Count lines holding the string "about" in the data that follows. Reply with one number only.

[Stored records]
>>>>>
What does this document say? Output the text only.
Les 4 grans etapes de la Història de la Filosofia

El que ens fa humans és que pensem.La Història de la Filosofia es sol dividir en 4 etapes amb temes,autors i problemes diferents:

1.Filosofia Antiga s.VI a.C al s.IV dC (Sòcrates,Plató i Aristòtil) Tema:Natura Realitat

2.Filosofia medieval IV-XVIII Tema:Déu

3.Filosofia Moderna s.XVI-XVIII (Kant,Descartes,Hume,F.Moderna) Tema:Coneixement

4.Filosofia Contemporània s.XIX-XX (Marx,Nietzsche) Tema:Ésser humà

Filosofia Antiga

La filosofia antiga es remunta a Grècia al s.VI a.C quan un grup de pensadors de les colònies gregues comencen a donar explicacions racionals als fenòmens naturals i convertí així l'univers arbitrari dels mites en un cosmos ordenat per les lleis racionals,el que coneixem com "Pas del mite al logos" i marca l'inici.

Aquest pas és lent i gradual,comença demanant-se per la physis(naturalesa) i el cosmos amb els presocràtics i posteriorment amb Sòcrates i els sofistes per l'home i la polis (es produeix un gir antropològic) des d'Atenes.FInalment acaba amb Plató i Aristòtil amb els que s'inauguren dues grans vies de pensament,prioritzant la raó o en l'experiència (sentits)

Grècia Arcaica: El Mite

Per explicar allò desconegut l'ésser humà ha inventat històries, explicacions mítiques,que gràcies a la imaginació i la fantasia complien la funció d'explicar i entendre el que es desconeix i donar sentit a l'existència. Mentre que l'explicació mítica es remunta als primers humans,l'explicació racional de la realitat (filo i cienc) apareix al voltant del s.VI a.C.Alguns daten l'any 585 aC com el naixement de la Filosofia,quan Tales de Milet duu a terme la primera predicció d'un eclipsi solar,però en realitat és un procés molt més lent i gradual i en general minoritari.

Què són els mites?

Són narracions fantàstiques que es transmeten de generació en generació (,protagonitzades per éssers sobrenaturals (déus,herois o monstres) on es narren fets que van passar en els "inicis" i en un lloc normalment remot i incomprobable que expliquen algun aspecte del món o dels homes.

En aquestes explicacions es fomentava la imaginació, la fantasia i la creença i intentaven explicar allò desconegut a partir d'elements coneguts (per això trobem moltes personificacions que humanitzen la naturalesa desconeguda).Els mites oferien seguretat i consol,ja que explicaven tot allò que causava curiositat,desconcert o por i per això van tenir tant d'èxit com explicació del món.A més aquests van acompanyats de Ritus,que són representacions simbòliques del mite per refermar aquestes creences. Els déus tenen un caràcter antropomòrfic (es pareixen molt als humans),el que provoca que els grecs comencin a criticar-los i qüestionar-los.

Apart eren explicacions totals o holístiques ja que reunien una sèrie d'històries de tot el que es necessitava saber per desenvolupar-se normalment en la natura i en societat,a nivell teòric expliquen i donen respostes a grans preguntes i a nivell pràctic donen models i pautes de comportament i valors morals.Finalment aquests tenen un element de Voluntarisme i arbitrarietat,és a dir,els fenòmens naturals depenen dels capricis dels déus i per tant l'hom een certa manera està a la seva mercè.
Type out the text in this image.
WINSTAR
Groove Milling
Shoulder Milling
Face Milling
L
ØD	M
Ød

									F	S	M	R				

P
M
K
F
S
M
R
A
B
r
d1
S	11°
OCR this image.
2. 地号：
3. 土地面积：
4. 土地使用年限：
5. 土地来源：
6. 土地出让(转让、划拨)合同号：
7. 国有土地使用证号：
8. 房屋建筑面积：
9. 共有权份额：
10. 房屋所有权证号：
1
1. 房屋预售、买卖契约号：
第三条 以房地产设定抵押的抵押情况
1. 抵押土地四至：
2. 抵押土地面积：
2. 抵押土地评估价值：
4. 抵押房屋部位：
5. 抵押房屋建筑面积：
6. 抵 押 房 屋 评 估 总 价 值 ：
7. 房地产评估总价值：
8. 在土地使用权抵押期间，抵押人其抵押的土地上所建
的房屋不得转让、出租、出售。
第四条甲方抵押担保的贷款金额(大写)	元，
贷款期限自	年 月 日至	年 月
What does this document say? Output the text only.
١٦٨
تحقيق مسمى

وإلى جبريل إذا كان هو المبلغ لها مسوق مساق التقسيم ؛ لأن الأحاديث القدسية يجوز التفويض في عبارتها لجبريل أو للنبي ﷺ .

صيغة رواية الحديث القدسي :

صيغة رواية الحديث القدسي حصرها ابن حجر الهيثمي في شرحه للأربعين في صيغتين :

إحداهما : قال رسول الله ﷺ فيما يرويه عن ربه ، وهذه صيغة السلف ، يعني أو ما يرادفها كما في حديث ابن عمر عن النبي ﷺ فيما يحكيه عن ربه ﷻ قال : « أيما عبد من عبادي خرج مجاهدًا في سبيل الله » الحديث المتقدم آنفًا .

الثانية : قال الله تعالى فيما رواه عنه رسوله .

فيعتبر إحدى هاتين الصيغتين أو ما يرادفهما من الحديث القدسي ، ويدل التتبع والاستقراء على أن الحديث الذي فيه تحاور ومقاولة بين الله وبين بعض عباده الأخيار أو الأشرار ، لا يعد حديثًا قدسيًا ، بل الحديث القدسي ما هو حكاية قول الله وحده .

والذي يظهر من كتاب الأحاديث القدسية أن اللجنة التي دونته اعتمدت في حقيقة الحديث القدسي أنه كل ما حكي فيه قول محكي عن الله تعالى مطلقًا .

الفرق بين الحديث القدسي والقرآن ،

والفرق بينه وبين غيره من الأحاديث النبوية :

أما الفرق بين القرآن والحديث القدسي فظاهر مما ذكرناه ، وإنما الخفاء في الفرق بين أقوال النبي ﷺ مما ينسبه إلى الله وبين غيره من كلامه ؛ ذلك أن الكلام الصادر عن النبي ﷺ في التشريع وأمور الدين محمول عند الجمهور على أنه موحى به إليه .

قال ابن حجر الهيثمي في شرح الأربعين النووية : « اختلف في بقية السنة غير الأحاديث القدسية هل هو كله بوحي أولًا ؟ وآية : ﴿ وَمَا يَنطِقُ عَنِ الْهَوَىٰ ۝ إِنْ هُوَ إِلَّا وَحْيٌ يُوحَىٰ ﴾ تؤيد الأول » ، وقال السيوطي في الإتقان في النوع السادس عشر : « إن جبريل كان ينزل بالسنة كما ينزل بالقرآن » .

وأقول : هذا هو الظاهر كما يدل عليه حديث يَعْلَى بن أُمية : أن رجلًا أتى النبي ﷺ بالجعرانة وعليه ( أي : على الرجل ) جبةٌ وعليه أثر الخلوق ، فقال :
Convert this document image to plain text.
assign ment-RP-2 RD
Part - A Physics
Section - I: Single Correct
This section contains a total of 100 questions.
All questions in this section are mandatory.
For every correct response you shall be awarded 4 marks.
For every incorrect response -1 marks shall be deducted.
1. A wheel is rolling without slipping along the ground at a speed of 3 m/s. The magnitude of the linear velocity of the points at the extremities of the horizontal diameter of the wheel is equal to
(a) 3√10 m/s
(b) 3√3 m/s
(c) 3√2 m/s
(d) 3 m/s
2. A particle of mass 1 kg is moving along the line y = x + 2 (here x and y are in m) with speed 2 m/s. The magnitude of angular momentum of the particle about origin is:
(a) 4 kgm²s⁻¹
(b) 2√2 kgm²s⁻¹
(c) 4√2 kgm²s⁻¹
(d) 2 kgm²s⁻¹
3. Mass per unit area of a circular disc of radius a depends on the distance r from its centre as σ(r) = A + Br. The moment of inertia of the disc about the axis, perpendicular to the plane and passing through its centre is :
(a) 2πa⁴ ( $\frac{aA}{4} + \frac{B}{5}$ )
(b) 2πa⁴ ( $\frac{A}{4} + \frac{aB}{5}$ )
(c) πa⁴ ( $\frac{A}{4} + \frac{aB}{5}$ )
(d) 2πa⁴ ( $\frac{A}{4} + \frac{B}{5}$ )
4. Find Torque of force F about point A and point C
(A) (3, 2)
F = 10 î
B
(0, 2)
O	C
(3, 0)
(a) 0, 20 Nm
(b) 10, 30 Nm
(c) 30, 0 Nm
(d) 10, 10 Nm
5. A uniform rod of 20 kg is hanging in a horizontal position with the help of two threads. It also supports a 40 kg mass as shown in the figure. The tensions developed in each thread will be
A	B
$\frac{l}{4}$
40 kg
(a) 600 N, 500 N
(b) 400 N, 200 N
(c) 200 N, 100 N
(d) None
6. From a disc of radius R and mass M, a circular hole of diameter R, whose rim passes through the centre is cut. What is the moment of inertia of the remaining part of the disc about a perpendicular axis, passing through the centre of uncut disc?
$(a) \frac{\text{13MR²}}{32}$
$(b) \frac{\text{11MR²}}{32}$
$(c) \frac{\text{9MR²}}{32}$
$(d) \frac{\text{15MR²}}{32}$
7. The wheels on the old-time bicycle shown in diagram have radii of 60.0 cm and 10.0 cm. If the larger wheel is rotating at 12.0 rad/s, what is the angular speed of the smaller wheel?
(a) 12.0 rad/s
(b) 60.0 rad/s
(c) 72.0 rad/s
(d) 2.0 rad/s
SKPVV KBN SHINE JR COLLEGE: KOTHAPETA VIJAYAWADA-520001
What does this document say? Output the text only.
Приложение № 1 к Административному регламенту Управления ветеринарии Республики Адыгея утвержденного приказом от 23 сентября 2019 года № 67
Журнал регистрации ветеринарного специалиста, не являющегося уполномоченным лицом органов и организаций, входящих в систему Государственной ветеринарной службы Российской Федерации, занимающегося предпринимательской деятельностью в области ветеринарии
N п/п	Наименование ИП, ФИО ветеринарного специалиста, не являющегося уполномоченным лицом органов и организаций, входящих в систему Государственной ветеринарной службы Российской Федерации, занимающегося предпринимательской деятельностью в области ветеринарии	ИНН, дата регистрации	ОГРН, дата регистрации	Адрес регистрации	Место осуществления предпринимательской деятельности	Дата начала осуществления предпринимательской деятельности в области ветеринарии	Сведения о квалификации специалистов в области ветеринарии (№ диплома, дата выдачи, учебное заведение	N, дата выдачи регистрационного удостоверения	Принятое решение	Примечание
<<<<<
Solution to the exercise:
4